Reproduce each line exactly.

** Start **

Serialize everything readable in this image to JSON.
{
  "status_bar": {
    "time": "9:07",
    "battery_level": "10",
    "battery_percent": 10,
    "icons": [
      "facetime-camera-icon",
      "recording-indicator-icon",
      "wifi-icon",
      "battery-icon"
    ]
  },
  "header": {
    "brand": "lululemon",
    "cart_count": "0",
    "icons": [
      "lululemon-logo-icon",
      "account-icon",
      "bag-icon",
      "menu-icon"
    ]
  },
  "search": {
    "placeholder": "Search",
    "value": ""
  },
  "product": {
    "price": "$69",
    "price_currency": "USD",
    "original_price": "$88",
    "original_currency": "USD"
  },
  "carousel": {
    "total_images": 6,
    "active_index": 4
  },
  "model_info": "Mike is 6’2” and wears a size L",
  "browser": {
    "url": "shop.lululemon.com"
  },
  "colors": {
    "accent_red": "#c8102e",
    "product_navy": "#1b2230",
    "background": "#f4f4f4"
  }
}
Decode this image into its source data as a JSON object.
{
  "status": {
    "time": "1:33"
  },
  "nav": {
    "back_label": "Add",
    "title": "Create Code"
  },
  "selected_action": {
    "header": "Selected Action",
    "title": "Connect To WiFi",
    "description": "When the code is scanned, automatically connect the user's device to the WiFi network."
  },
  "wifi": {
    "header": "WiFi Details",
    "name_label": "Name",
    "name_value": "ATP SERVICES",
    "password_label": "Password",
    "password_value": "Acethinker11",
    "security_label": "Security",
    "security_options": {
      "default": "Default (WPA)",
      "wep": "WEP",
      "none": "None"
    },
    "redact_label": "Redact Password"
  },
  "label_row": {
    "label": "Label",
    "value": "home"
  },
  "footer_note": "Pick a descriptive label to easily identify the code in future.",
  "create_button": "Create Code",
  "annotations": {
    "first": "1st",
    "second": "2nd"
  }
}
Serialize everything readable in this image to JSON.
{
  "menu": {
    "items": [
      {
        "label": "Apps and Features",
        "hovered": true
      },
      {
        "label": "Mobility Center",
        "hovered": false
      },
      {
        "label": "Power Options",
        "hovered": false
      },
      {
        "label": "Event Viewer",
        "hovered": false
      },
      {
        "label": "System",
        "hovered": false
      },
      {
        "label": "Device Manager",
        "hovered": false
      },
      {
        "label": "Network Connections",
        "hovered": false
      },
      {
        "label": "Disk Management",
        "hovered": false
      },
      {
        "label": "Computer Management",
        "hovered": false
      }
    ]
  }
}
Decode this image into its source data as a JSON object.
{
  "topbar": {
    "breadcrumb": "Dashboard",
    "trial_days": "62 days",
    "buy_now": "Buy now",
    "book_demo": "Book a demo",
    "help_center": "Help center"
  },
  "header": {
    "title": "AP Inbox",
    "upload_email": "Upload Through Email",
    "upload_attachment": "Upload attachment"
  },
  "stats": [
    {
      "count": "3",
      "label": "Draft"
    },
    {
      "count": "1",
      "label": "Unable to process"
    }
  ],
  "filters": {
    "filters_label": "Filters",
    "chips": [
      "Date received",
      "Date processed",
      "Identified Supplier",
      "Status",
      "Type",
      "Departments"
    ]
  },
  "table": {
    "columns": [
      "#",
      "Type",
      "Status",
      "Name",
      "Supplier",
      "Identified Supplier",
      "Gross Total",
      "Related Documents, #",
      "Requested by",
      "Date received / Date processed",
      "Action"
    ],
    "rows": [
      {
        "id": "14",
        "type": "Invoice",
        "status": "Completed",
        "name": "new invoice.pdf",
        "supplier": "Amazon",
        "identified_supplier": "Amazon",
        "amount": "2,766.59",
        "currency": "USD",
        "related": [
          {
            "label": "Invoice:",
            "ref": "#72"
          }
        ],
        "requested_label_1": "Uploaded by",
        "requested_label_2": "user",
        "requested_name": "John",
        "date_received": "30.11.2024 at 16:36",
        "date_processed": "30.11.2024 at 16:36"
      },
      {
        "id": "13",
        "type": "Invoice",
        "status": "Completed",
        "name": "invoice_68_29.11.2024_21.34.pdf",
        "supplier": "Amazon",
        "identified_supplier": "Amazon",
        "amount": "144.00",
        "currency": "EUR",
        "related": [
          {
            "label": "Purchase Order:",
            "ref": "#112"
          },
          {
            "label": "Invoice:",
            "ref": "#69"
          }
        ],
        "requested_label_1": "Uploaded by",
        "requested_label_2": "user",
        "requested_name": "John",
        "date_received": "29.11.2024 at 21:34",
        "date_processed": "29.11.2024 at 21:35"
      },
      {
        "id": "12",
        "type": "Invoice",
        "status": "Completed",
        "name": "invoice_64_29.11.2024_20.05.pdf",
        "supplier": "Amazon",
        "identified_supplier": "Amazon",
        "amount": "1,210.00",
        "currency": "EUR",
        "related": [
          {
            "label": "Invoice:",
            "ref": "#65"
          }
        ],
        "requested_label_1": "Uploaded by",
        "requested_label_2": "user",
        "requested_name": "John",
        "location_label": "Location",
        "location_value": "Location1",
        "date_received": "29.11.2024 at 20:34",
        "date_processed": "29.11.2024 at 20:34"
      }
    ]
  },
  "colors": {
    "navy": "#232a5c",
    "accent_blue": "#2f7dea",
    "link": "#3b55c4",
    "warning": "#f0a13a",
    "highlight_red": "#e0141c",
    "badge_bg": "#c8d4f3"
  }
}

** End **

**SOLUTION TO THIS TASK**.
Serialize everything readable in this image to JSON.
{
  "status_bar": {
    "time": "9:07",
    "battery_level": "10",
    "battery_percent": 10,
    "icons": [
      "facetime-camera-icon",
      "recording-indicator-icon",
      "wifi-icon",
      "battery-icon"
    ]
  },
  "header": {
    "brand": "lululemon",
    "cart_count": "0",
    "icons": [
      "lululemon-logo-icon",
      "account-icon",
      "bag-icon",
      "menu-icon"
    ]
  },
  "search": {
    "placeholder": "Search",
    "value": ""
  },
  "product": {
    "price": "$69",
    "price_currency": "USD",
    "original_price": "$88",
    "original_currency": "USD"
  },
  "carousel": {
    "total_images": 6,
    "active_index": 4
  },
  "model_info": "Mike is 6’2” and wears a size L",
  "browser": {
    "url": "shop.lululemon.com"
  },
  "colors": {
    "accent_red": "#c8102e",
    "product_navy": "#1b2230",
    "background": "#f4f4f4"
  }
}
Decode this image into its source data as a JSON object.
{
  "status": {
    "time": "1:33"
  },
  "nav": {
    "back_label": "Add",
    "title": "Create Code"
  },
  "selected_action": {
    "header": "Selected Action",
    "title": "Connect To WiFi",
    "description": "When the code is scanned, automatically connect the user's device to the WiFi network."
  },
  "wifi": {
    "header": "WiFi Details",
    "name_label": "Name",
    "name_value": "ATP SERVICES",
    "password_label": "Password",
    "password_value": "Acethinker11",
    "security_label": "Security",
    "security_options": {
      "default": "Default (WPA)",
      "wep": "WEP",
      "none": "None"
    },
    "redact_label": "Redact Password"
  },
  "label_row": {
    "label": "Label",
    "value": "home"
  },
  "footer_note": "Pick a descriptive label to easily identify the code in future.",
  "create_button": "Create Code",
  "annotations": {
    "first": "1st",
    "second": "2nd"
  }
}
Serialize everything readable in this image to JSON.
{
  "menu": {
    "items": [
      {
        "label": "Apps and Features",
        "hovered": true
      },
      {
        "label": "Mobility Center",
        "hovered": false
      },
      {
        "label": "Power Options",
        "hovered": false
      },
      {
        "label": "Event Viewer",
        "hovered": false
      },
      {
        "label": "System",
        "hovered": false
      },
      {
        "label": "Device Manager",
        "hovered": false
      },
      {
        "label": "Network Connections",
        "hovered": false
      },
      {
        "label": "Disk Management",
        "hovered": false
      },
      {
        "label": "Computer Management",
        "hovered": false
      }
    ]
  }
}
Decode this image into its source data as a JSON object.
{
  "topbar": {
    "breadcrumb": "Dashboard",
    "trial_days": "62 days",
    "buy_now": "Buy now",
    "book_demo": "Book a demo",
    "help_center": "Help center"
  },
  "header": {
    "title": "AP Inbox",
    "upload_email": "Upload Through Email",
    "upload_attachment": "Upload attachment"
  },
  "stats": [
    {
      "count": "3",
      "label": "Draft"
    },
    {
      "count": "1",
      "label": "Unable to process"
    }
  ],
  "filters": {
    "filters_label": "Filters",
    "chips": [
      "Date received",
      "Date processed",
      "Identified Supplier",
      "Status",
      "Type",
      "Departments"
    ]
  },
  "table": {
    "columns": [
      "#",
      "Type",
      "Status",
      "Name",
      "Supplier",
      "Identified Supplier",
      "Gross Total",
      "Related Documents, #",
      "Requested by",
      "Date received / Date processed",
      "Action"
    ],
    "rows": [
      {
        "id": "14",
        "type": "Invoice",
        "status": "Completed",
        "name": "new invoice.pdf",
        "supplier": "Amazon",
        "identified_supplier": "Amazon",
        "amount": "2,766.59",
        "currency": "USD",
        "related": [
          {
            "label": "Invoice:",
            "ref": "#72"
          }
        ],
        "requested_label_1": "Uploaded by",
        "requested_label_2": "user",
        "requested_name": "John",
        "date_received": "30.11.2024 at 16:36",
        "date_processed": "30.11.2024 at 16:36"
      },
      {
        "id": "13",
        "type": "Invoice",
        "status": "Completed",
        "name": "invoice_68_29.11.2024_21.34.pdf",
        "supplier": "Amazon",
        "identified_supplier": "Amazon",
        "amount": "144.00",
        "currency": "EUR",
        "related": [
          {
            "label": "Purchase Order:",
            "ref": "#112"
          },
          {
            "label": "Invoice:",
            "ref": "#69"
          }
        ],
        "requested_label_1": "Uploaded by",
        "requested_label_2": "user",
        "requested_name": "John",
        "date_received": "29.11.2024 at 21:34",
        "date_processed": "29.11.2024 at 21:35"
      },
      {
        "id": "12",
        "type": "Invoice",
        "status": "Completed",
        "name": "invoice_64_29.11.2024_20.05.pdf",
        "supplier": "Amazon",
        "identified_supplier": "Amazon",
        "amount": "1,210.00",
        "currency": "EUR",
        "related": [
          {
            "label": "Invoice:",
            "ref": "#65"
          }
        ],
        "requested_label_1": "Uploaded by",
        "requested_label_2": "user",
        "requested_name": "John",
        "location_label": "Location",
        "location_value": "Location1",
        "date_received": "29.11.2024 at 20:34",
        "date_processed": "29.11.2024 at 20:34"
      }
    ]
  },
  "colors": {
    "navy": "#232a5c",
    "accent_blue": "#2f7dea",
    "link": "#3b55c4",
    "warning": "#f0a13a",
    "highlight_red": "#e0141c",
    "badge_bg": "#c8d4f3"
  }
}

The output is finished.